-- What you are asked to do --
Everything in the data should be repeated exactly, save for the images.

(Extracted records)

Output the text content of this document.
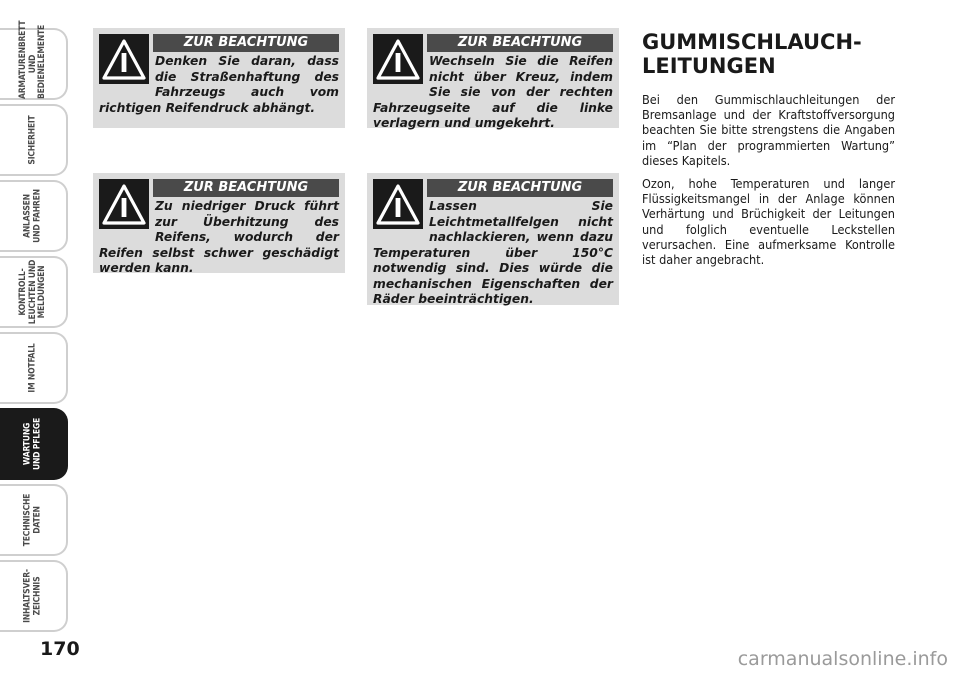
ARMATURENBRETT
UND
BEDIENELEMENTE
SICHERHEIT
ANLASSEN
UND FAHREN
KONTROLL-
LEUCHTEN UND
MELDUNGEN
IM NOTFALL
WARTUNG
UND PFLEGE
TECHNISCHE
DATEN
INHALTSVER-
ZEICHNIS
170
ZUR BEACHTUNG
Denken Sie daran, dass die Straßenhaftung des Fahrzeugs auch vom richtigen Reifendruck abhängt.
ZUR BEACHTUNG
Wechseln Sie die Reifen nicht über Kreuz, indem Sie sie von der rechten Fahrzeugseite auf die linke verlagern und umgekehrt.
ZUR BEACHTUNG
Zu niedriger Druck führt zur Überhitzung des Reifens, wodurch der Reifen selbst schwer geschädigt werden kann.
ZUR BEACHTUNG
Lassen Sie Leichtmetallfelgen nicht nachlackieren, wenn dazu Temperaturen über 150°C notwendig sind. Dies würde die mechanischen Eigenschaften der Räder beeinträchtigen.
GUMMISCHLAUCH-
LEITUNGEN

Bei den Gummischlauchleitungen der Bremsanlage und der Kraftstoffversorgung beachten Sie bitte strengstens die Angaben im “Plan der programmierten Wartung” dieses Kapitels.

Ozon, hohe Temperaturen und langer Flüssigkeitsmangel in der Anlage können Verhärtung und Brüchigkeit der Leitungen und folglich eventuelle Leckstellen verursachen. Eine aufmerksame Kontrolle ist daher angebracht.

carmanualsonline.info
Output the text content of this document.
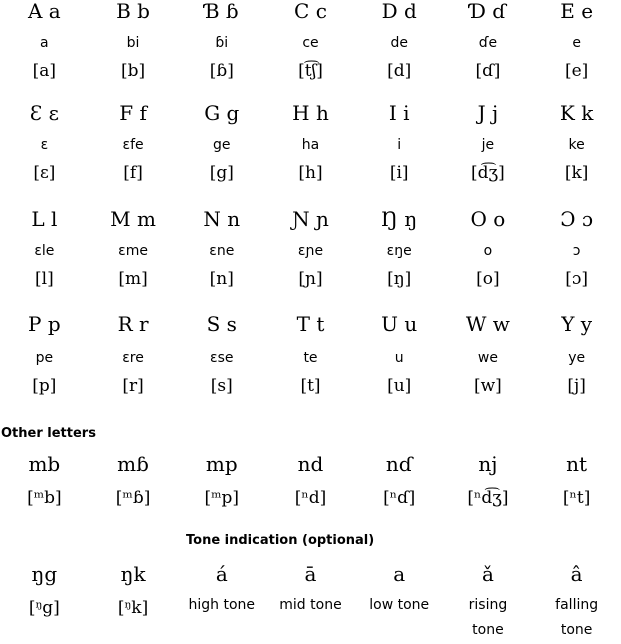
A a
a
[a]
B b
bi
[b]
Ɓ ɓ
ɓi
[ɓ]
C c
ce
[t͡ʃ]
D d
de
[d]
Ɗ ɗ
ɗe
[ɗ]
E e
e
[e]
Ɛ ɛ
ɛ
[ɛ]
F f
ɛfe
[f]
G g
ge
[g]
H h
ha
[h]
I i
i
[i]
J j
je
[d͡ʒ]
K k
ke
[k]
L l
ɛle
[l]
M m
ɛme
[m]
N n
ɛne
[n]
Ɲ ɲ
ɛɲe
[ɲ]
Ŋ ŋ
ɛŋe
[ŋ]
O o
o
[o]
Ɔ ɔ
ɔ
[ɔ]
P p
pe
[p]
R r
ɛre
[r]
S s
ɛse
[s]
T t
te
[t]
U u
u
[u]
W w
we
[w]
Y y
ye
[j]
Other letters
mb
[ᵐb]
mɓ
[ᵐɓ]
mp
[ᵐp]
nd
[ⁿd]
nɗ
[ⁿɗ]
nj
[ⁿd͡ʒ]
nt
[ⁿt]
Tone indication (optional)
ŋg
[ᵑg]
ŋk
[ᵑk]
á
high tone
ā
mid tone
a
low tone
ǎ
rising tone
â
falling tone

-- Result --
Output the text content of this document.
ARMATURENBRETT
UND
BEDIENELEMENTE
SICHERHEIT
ANLASSEN
UND FAHREN
KONTROLL-
LEUCHTEN UND
MELDUNGEN
IM NOTFALL
WARTUNG
UND PFLEGE
TECHNISCHE
DATEN
INHALTSVER-
ZEICHNIS
170
ZUR BEACHTUNG
Denken Sie daran, dass die Straßenhaftung des Fahrzeugs auch vom richtigen Reifendruck abhängt.
ZUR BEACHTUNG
Wechseln Sie die Reifen nicht über Kreuz, indem Sie sie von der rechten Fahrzeugseite auf die linke verlagern und umgekehrt.
ZUR BEACHTUNG
Zu niedriger Druck führt zur Überhitzung des Reifens, wodurch der Reifen selbst schwer geschädigt werden kann.
ZUR BEACHTUNG
Lassen Sie Leichtmetallfelgen nicht nachlackieren, wenn dazu Temperaturen über 150°C notwendig sind. Dies würde die mechanischen Eigenschaften der Räder beeinträchtigen.
GUMMISCHLAUCH-
LEITUNGEN

Bei den Gummischlauchleitungen der Bremsanlage und der Kraftstoffversorgung beachten Sie bitte strengstens die Angaben im “Plan der programmierten Wartung” dieses Kapitels.

Ozon, hohe Temperaturen und langer Flüssigkeitsmangel in der Anlage können Verhärtung und Brüchigkeit der Leitungen und folglich eventuelle Leckstellen verursachen. Eine aufmerksame Kontrolle ist daher angebracht.

carmanualsonline.info
Output the text content of this document.
A a
a
[a]
B b
bi
[b]
Ɓ ɓ
ɓi
[ɓ]
C c
ce
[t͡ʃ]
D d
de
[d]
Ɗ ɗ
ɗe
[ɗ]
E e
e
[e]
Ɛ ɛ
ɛ
[ɛ]
F f
ɛfe
[f]
G g
ge
[g]
H h
ha
[h]
I i
i
[i]
J j
je
[d͡ʒ]
K k
ke
[k]
L l
ɛle
[l]
M m
ɛme
[m]
N n
ɛne
[n]
Ɲ ɲ
ɛɲe
[ɲ]
Ŋ ŋ
ɛŋe
[ŋ]
O o
o
[o]
Ɔ ɔ
ɔ
[ɔ]
P p
pe
[p]
R r
ɛre
[r]
S s
ɛse
[s]
T t
te
[t]
U u
u
[u]
W w
we
[w]
Y y
ye
[j]
Other letters
mb
[ᵐb]
mɓ
[ᵐɓ]
mp
[ᵐp]
nd
[ⁿd]
nɗ
[ⁿɗ]
nj
[ⁿd͡ʒ]
nt
[ⁿt]
Tone indication (optional)
ŋg
[ᵑg]
ŋk
[ᵑk]
á
high tone
ā
mid tone
a
low tone
ǎ
rising tone
â
falling tone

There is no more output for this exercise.